→ Your task: Count the lines below that contain the word "点漂流到", and report only that number.
_ _ _ _
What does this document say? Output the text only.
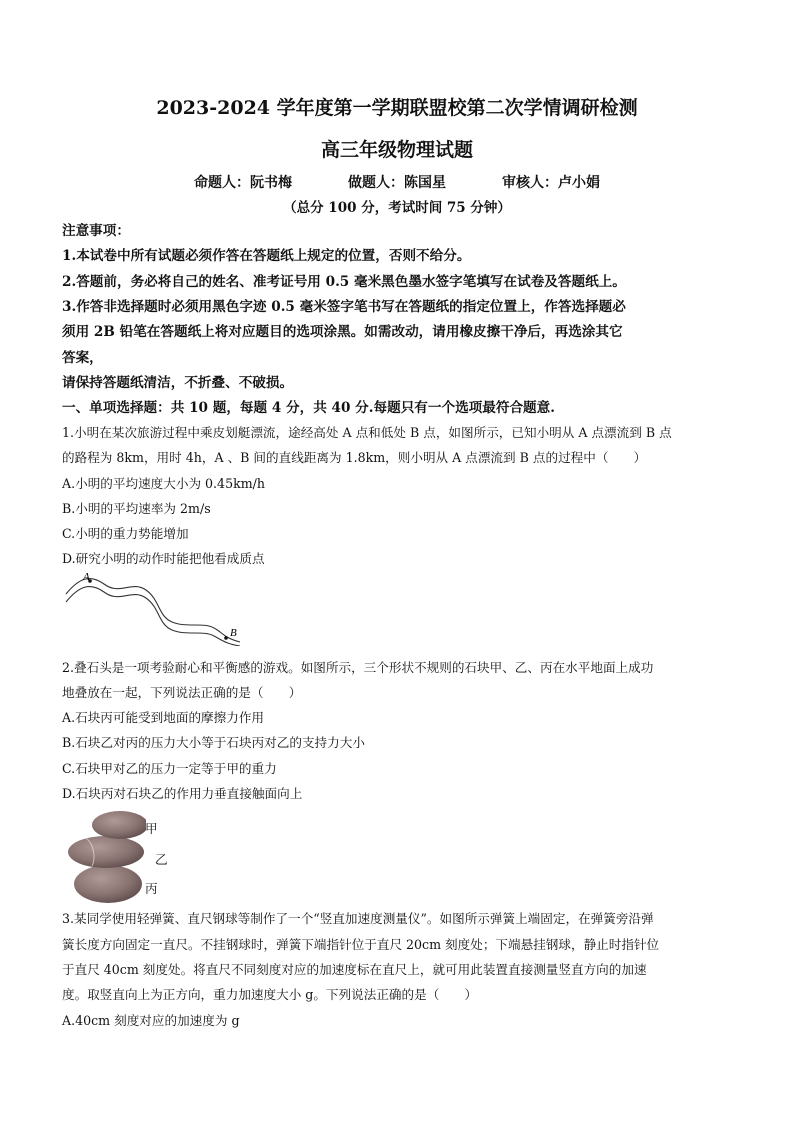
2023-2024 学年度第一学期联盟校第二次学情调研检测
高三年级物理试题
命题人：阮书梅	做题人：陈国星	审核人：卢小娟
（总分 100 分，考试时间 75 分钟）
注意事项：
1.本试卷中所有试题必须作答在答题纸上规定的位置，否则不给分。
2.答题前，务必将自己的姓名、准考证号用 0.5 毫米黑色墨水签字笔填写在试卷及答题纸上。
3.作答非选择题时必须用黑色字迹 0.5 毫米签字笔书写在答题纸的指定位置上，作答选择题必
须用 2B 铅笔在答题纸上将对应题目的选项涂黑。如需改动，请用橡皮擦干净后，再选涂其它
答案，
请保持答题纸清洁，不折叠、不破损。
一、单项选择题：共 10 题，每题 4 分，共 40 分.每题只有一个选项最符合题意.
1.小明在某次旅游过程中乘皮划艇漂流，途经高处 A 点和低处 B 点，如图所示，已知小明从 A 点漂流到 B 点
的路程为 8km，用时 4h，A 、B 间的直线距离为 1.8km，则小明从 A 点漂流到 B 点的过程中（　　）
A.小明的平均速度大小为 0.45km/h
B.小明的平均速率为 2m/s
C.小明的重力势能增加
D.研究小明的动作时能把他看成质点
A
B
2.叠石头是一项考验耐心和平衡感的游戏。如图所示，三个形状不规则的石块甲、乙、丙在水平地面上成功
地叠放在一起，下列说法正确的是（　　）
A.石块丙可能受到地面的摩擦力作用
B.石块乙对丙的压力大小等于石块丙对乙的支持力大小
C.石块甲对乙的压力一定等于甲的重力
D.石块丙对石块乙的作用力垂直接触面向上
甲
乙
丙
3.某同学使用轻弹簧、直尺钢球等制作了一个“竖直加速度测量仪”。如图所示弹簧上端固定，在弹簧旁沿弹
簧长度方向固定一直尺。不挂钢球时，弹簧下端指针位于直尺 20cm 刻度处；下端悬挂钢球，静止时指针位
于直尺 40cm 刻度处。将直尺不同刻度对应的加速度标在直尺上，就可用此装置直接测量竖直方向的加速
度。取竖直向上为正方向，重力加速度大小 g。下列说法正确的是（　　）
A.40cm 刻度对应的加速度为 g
_ _ _ _
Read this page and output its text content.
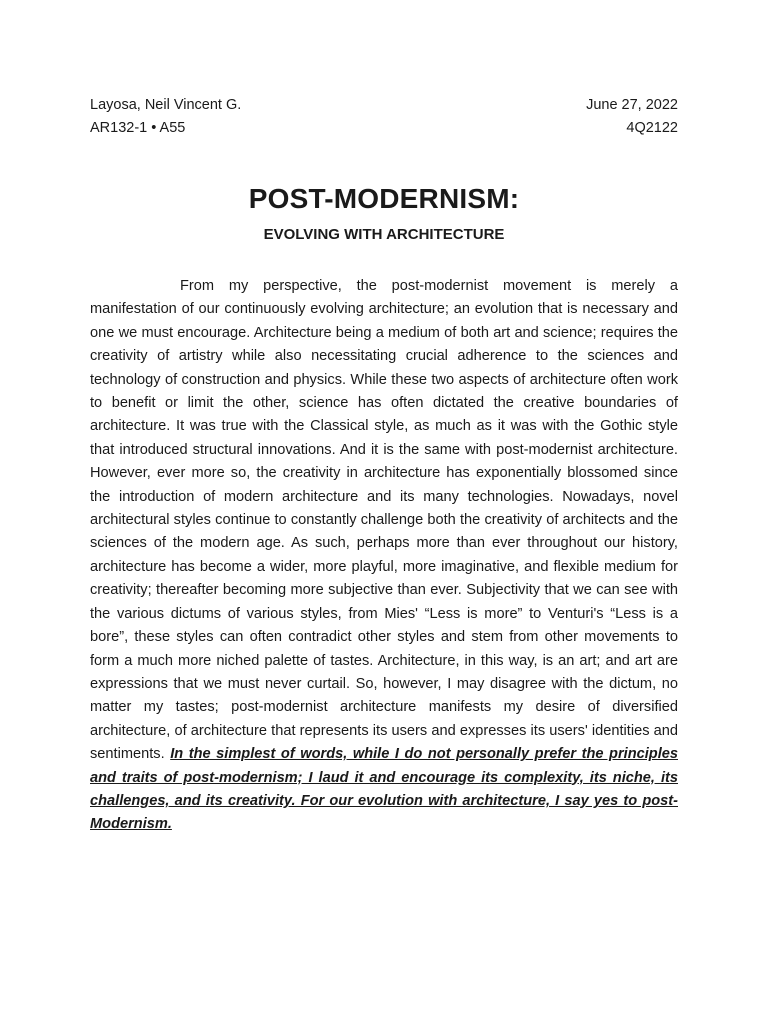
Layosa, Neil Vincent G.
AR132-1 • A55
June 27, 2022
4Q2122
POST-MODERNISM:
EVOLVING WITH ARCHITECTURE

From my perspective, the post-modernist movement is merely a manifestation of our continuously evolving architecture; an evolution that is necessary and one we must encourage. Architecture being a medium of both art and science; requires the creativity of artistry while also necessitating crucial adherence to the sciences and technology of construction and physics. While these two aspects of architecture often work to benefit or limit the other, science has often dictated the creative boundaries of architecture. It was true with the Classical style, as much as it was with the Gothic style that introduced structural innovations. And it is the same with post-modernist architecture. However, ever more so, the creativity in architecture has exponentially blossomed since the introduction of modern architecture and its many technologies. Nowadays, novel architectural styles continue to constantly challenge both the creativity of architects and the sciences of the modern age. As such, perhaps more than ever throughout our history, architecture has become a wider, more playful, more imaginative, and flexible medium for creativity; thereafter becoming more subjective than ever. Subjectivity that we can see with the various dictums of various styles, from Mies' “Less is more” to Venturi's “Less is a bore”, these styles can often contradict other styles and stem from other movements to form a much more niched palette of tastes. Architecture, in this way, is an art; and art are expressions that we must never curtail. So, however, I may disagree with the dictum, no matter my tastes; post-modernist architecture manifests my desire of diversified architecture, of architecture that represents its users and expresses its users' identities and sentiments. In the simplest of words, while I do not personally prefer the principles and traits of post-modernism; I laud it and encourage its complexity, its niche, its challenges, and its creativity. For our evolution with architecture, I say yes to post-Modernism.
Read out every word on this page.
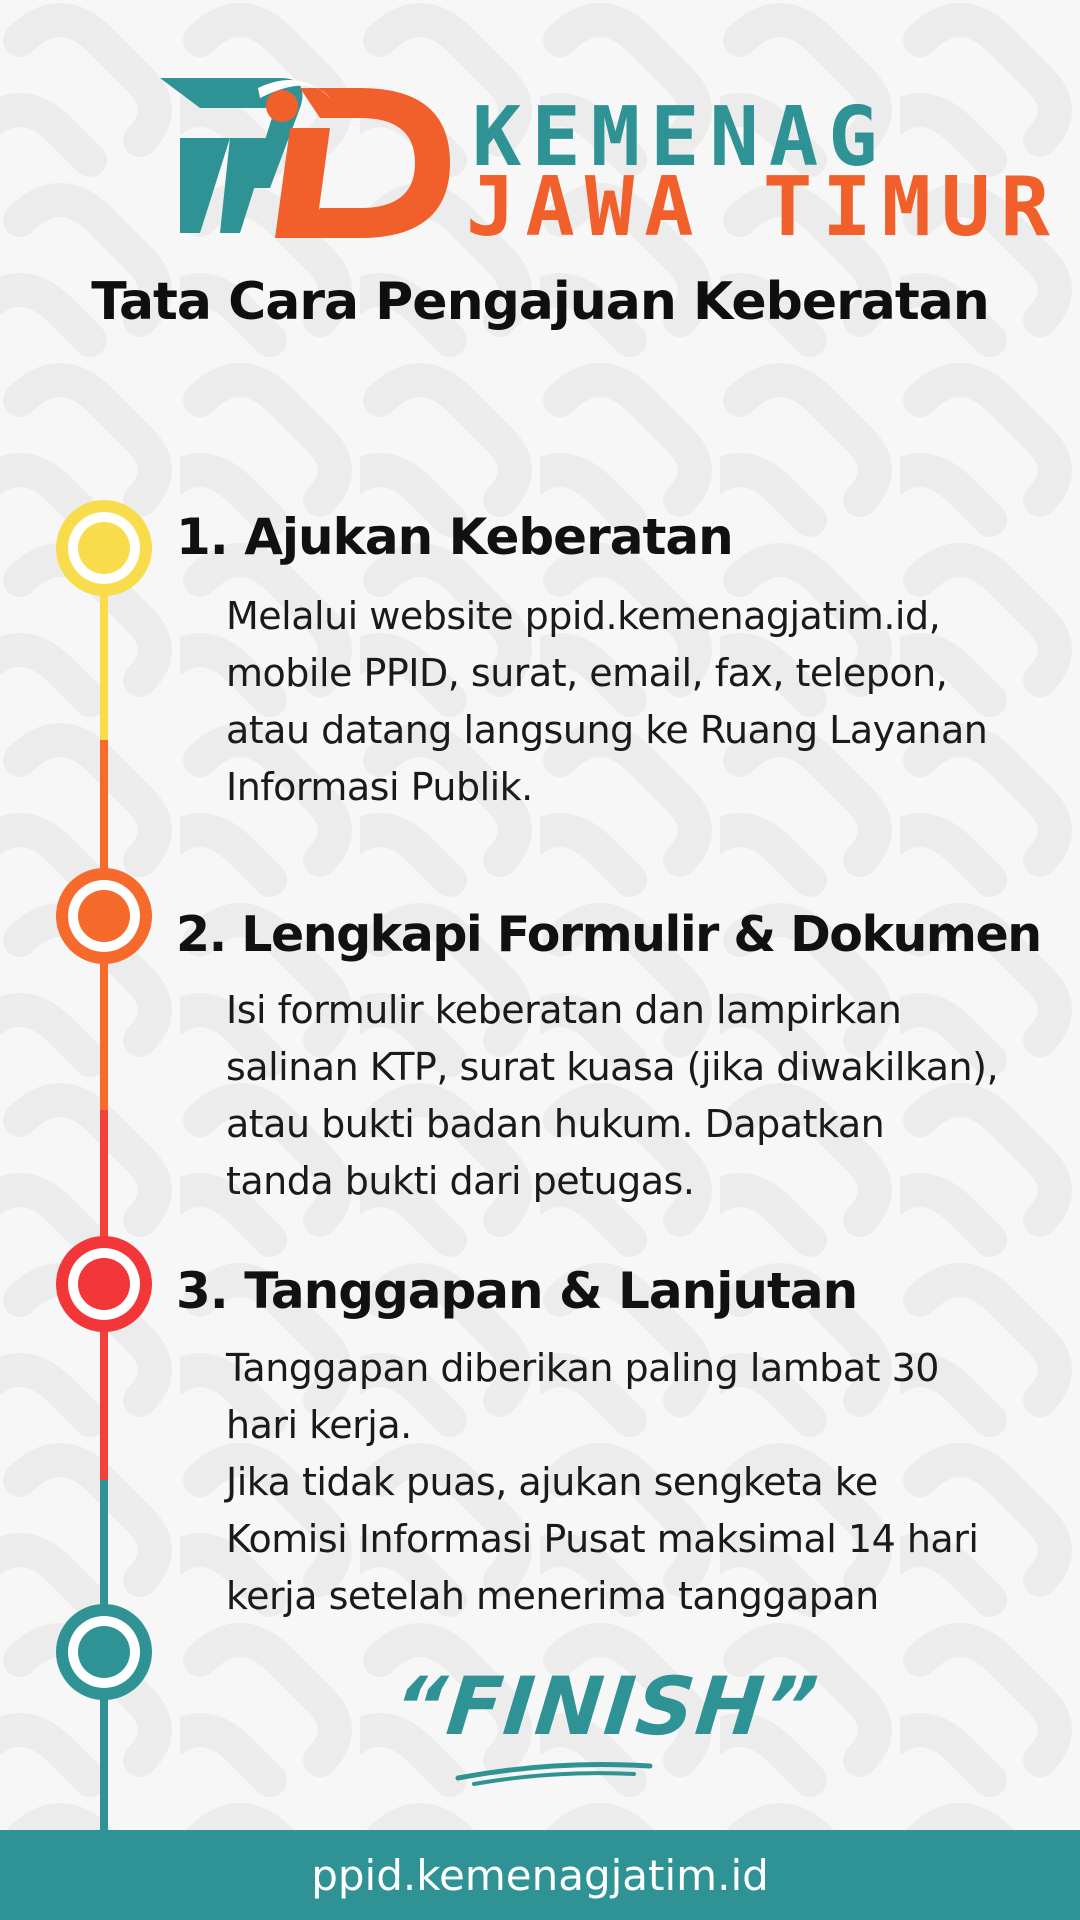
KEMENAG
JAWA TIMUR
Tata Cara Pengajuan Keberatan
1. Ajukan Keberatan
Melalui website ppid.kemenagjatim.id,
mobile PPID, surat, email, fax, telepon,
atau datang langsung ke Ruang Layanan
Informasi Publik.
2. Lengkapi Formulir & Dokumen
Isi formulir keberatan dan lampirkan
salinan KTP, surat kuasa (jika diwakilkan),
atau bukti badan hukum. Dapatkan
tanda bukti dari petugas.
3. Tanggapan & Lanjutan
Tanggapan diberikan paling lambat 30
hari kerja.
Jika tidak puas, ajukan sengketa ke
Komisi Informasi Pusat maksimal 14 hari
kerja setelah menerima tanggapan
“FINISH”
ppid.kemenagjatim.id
_ _ _ _
→ Correct answer: 2